** Start GIVEN RECORDS **

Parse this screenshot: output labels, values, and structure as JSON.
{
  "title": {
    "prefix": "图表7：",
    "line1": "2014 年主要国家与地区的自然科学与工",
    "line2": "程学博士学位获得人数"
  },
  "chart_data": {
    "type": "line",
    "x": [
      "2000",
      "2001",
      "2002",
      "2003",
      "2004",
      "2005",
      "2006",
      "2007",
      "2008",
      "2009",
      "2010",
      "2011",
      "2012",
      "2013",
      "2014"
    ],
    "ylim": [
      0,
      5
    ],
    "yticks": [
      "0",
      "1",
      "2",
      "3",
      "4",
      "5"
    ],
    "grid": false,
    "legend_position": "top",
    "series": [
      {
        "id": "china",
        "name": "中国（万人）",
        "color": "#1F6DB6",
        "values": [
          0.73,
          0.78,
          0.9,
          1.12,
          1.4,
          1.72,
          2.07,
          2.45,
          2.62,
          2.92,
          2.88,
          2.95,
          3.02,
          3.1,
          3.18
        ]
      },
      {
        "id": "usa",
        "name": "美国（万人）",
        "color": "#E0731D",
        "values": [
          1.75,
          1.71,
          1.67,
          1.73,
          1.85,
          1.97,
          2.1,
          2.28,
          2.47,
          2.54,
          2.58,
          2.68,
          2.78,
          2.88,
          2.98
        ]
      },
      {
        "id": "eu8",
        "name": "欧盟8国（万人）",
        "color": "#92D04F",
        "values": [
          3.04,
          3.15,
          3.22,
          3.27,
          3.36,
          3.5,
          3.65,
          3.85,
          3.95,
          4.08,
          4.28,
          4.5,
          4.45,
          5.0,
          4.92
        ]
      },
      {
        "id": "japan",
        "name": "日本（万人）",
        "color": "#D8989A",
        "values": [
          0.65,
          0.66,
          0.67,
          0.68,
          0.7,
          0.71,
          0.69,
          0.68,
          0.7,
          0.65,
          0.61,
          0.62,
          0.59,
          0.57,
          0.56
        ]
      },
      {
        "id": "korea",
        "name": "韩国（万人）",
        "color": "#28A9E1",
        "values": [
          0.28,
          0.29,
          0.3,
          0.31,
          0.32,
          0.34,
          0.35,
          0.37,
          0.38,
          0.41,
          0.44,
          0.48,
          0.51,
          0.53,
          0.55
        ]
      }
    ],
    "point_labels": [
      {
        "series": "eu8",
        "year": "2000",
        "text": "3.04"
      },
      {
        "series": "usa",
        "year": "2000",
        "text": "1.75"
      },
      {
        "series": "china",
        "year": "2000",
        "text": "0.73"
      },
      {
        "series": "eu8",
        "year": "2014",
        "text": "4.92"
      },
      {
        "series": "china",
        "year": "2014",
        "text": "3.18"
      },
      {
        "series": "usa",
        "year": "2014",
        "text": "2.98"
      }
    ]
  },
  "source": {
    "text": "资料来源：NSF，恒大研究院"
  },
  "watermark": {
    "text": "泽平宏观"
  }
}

** End GIVEN RECORDS **

In the records above, locate the lines holding the word "color". Copy each of them.

• **WRITTEN REPLY**:
        "color": "#1F6DB6",
        "color": "#E0731D",
        "color": "#92D04F",
        "color": "#D8989A",
        "color": "#28A9E1",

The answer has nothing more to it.